DATASET
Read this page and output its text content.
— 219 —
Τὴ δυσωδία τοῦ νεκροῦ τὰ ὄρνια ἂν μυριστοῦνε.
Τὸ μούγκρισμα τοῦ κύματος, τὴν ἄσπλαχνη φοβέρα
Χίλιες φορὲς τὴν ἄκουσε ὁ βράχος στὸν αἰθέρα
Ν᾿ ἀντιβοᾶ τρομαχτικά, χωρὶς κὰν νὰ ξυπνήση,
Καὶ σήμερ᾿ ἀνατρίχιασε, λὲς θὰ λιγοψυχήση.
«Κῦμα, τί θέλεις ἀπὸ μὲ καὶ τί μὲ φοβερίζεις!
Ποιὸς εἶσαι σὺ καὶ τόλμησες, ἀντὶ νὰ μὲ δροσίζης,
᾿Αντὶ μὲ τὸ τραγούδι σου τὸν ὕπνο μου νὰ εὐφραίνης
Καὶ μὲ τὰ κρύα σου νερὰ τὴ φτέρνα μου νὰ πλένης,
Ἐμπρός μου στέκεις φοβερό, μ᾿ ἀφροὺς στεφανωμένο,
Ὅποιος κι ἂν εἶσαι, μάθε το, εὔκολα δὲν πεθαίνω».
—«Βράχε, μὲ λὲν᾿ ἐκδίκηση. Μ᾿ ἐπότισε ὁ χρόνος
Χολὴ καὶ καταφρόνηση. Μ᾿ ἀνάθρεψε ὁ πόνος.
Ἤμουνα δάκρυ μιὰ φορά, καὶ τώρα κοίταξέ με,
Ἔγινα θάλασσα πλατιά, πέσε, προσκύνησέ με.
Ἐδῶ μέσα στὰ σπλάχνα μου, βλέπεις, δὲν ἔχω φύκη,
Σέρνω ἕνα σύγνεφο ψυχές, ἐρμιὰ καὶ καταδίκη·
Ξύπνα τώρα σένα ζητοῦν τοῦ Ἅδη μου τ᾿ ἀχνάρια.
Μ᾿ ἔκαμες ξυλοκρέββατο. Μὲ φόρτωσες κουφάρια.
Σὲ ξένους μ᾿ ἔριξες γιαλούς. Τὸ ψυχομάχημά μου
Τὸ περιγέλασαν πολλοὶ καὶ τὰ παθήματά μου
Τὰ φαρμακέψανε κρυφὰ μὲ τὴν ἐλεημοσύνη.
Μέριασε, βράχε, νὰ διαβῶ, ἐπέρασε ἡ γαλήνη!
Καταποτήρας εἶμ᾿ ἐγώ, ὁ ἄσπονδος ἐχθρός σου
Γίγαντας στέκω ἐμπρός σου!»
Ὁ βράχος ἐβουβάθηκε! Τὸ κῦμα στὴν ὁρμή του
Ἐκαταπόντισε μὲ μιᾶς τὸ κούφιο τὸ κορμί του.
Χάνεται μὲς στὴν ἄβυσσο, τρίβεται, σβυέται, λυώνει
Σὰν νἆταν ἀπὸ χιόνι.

WHAT YOU WILL DO
Reproduce each line of the entries in which the word "εἶσαι" is found.

RESPONSE TO THIS TASK
Ποιὸς εἶσαι σὺ καὶ τόλμησες, ἀντὶ νὰ μὲ δροσίζης,
Ὅποιος κι ἂν εἶσαι, μάθε το, εὔκολα δὲν πεθαίνω».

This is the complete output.